(Extracted data entries)
────────────────────────────────────────
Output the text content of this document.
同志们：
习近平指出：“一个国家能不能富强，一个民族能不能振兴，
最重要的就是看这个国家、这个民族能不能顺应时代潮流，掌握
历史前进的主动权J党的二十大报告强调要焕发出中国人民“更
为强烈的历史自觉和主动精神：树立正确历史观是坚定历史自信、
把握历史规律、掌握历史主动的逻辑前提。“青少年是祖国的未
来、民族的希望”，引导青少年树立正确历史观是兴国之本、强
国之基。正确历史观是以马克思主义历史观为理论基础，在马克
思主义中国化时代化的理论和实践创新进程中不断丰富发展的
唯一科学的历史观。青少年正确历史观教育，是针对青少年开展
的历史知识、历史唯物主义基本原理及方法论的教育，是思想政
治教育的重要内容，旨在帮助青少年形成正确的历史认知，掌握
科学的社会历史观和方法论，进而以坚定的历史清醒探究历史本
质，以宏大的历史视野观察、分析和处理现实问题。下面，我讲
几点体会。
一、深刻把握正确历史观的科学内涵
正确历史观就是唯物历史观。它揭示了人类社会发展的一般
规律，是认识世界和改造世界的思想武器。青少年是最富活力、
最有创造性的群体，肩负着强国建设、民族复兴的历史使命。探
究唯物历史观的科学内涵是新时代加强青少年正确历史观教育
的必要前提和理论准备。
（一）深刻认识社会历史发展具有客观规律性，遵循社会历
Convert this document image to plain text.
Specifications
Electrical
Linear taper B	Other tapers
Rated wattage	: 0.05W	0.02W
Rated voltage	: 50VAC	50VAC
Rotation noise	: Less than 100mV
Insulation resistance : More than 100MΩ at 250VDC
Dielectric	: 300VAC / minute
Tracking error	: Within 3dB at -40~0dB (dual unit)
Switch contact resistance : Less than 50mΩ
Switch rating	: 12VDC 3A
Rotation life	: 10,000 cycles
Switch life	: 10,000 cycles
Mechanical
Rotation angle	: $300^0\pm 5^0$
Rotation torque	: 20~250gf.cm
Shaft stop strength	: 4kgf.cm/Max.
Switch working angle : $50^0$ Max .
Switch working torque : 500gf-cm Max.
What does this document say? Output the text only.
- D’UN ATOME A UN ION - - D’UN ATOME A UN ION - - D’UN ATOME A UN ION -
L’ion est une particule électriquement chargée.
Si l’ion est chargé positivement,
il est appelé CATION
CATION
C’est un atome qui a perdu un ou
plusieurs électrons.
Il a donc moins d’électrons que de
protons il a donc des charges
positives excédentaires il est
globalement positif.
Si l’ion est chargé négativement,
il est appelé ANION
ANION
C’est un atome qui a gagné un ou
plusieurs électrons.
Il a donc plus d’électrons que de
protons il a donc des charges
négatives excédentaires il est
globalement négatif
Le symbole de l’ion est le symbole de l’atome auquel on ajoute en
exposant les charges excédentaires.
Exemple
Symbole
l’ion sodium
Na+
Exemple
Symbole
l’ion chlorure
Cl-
────────────────────────────────────────
▶ Aim of the exercise
Look above for lines with the word "donc" and copy them all.

▶ Final answer
Il a donc moins d’électrons que de
protons il a donc des charges
Il a donc plus d’électrons que de
protons il a donc des charges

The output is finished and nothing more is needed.